(Extracted records)

= = =

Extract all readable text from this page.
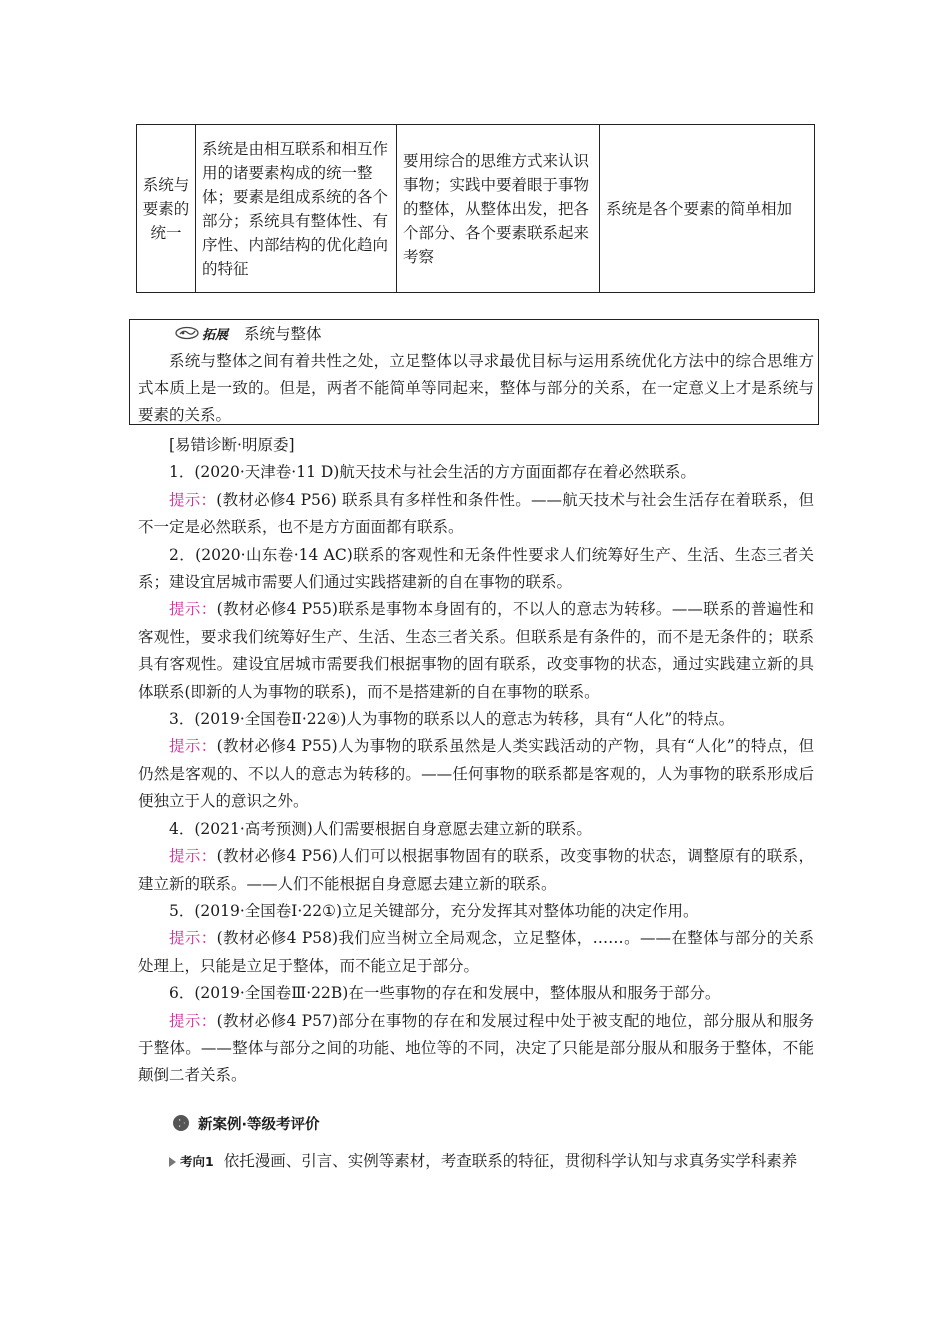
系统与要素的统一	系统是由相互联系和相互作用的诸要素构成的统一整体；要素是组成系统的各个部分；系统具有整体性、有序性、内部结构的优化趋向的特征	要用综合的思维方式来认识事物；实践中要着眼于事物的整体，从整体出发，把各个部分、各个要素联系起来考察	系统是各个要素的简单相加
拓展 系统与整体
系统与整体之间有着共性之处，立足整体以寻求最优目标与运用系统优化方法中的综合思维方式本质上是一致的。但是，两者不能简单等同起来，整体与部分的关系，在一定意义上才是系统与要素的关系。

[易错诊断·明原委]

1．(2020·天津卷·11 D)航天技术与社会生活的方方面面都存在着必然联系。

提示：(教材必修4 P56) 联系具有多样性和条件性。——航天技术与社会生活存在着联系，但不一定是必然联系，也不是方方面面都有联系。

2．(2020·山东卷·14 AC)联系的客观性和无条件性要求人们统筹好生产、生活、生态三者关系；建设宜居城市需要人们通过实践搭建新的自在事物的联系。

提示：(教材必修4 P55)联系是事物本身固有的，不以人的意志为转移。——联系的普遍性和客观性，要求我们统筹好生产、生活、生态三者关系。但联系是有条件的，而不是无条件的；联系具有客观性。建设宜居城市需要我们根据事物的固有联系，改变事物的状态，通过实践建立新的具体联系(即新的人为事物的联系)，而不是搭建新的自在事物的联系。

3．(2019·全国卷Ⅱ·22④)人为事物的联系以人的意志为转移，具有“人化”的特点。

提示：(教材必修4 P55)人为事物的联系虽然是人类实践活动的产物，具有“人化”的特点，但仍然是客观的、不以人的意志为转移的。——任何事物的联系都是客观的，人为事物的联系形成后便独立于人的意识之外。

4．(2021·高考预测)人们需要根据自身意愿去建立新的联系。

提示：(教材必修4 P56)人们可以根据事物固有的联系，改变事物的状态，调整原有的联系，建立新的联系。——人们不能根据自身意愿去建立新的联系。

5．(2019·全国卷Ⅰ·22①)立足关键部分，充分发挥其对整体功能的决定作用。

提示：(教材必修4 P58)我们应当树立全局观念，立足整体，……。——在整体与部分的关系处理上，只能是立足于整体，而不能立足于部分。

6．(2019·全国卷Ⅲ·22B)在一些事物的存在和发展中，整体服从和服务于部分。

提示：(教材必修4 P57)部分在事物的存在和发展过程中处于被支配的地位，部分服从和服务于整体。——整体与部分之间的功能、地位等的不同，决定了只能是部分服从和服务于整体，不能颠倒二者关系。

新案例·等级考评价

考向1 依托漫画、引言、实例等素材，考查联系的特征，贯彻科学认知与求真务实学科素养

= = =

_Exercise aim_.
Check each line of the data above for the string "生态三者关系", then report how many lines have it, with no other words.

_Output for this exercise_.
2